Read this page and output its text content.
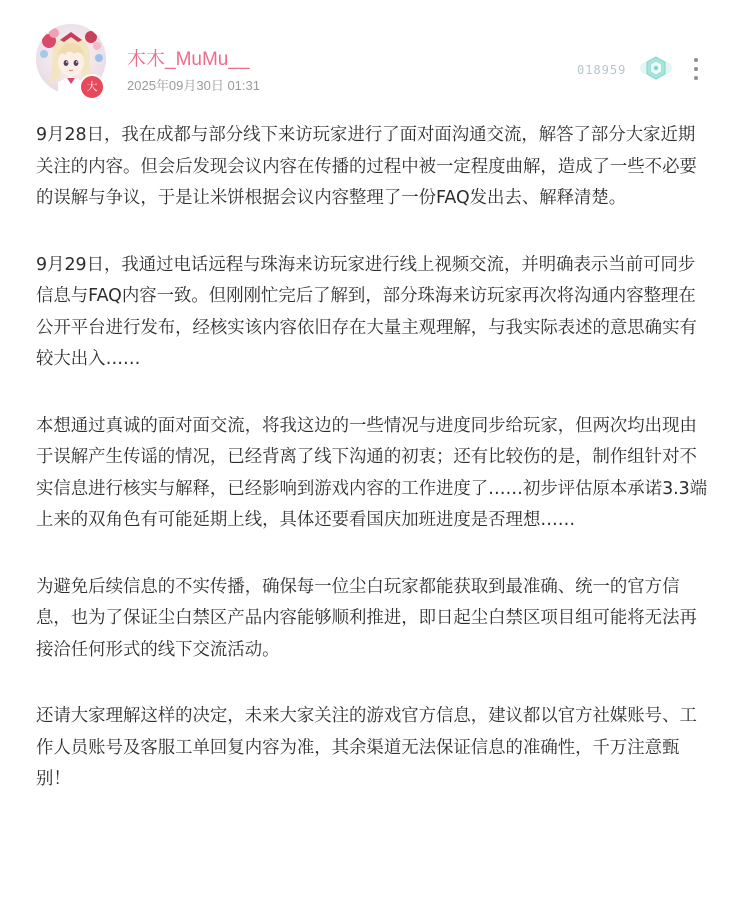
大
木木_MuMu__
2025年09月30日 01:31
018959

9月28日，我在成都与部分线下来访玩家进行了面对面沟通交流，解答了部分大家近期关注的内容。但会后发现会议内容在传播的过程中被一定程度曲解，造成了一些不必要的误解与争议，于是让米饼根据会议内容整理了一份FAQ发出去、解释清楚。

9月29日，我通过电话远程与珠海来访玩家进行线上视频交流，并明确表示当前可同步信息与FAQ内容一致。但刚刚忙完后了解到，部分珠海来访玩家再次将沟通内容整理在公开平台进行发布，经核实该内容依旧存在大量主观理解，与我实际表述的意思确实有较大出入……

本想通过真诚的面对面交流，将我这边的一些情况与进度同步给玩家，但两次均出现由于误解产生传谣的情况，已经背离了线下沟通的初衷；还有比较伤的是，制作组针对不实信息进行核实与解释，已经影响到游戏内容的工作进度了……初步评估原本承诺3.3端上来的双角色有可能延期上线，具体还要看国庆加班进度是否理想……

为避免后续信息的不实传播，确保每一位尘白玩家都能获取到最准确、统一的官方信息，也为了保证尘白禁区产品内容能够顺利推进，即日起尘白禁区项目组可能将无法再接洽任何形式的线下交流活动。

还请大家理解这样的决定，未来大家关注的游戏官方信息，建议都以官方社媒账号、工作人员账号及客服工单回复内容为准，其余渠道无法保证信息的准确性，千万注意甄别！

■ Exercise requirements ■
Write the records out once more, exactly as they appear, with no pictures.

■ Task result ■
Read this page and output its text content.
大
木木_MuMu__
2025年09月30日 01:31
018959

9月28日，我在成都与部分线下来访玩家进行了面对面沟通交流，解答了部分大家近期关注的内容。但会后发现会议内容在传播的过程中被一定程度曲解，造成了一些不必要的误解与争议，于是让米饼根据会议内容整理了一份FAQ发出去、解释清楚。

9月29日，我通过电话远程与珠海来访玩家进行线上视频交流，并明确表示当前可同步信息与FAQ内容一致。但刚刚忙完后了解到，部分珠海来访玩家再次将沟通内容整理在公开平台进行发布，经核实该内容依旧存在大量主观理解，与我实际表述的意思确实有较大出入……

本想通过真诚的面对面交流，将我这边的一些情况与进度同步给玩家，但两次均出现由于误解产生传谣的情况，已经背离了线下沟通的初衷；还有比较伤的是，制作组针对不实信息进行核实与解释，已经影响到游戏内容的工作进度了……初步评估原本承诺3.3端上来的双角色有可能延期上线，具体还要看国庆加班进度是否理想……

为避免后续信息的不实传播，确保每一位尘白玩家都能获取到最准确、统一的官方信息，也为了保证尘白禁区产品内容能够顺利推进，即日起尘白禁区项目组可能将无法再接洽任何形式的线下交流活动。

还请大家理解这样的决定，未来大家关注的游戏官方信息，建议都以官方社媒账号、工作人员账号及客服工单回复内容为准，其余渠道无法保证信息的准确性，千万注意甄别！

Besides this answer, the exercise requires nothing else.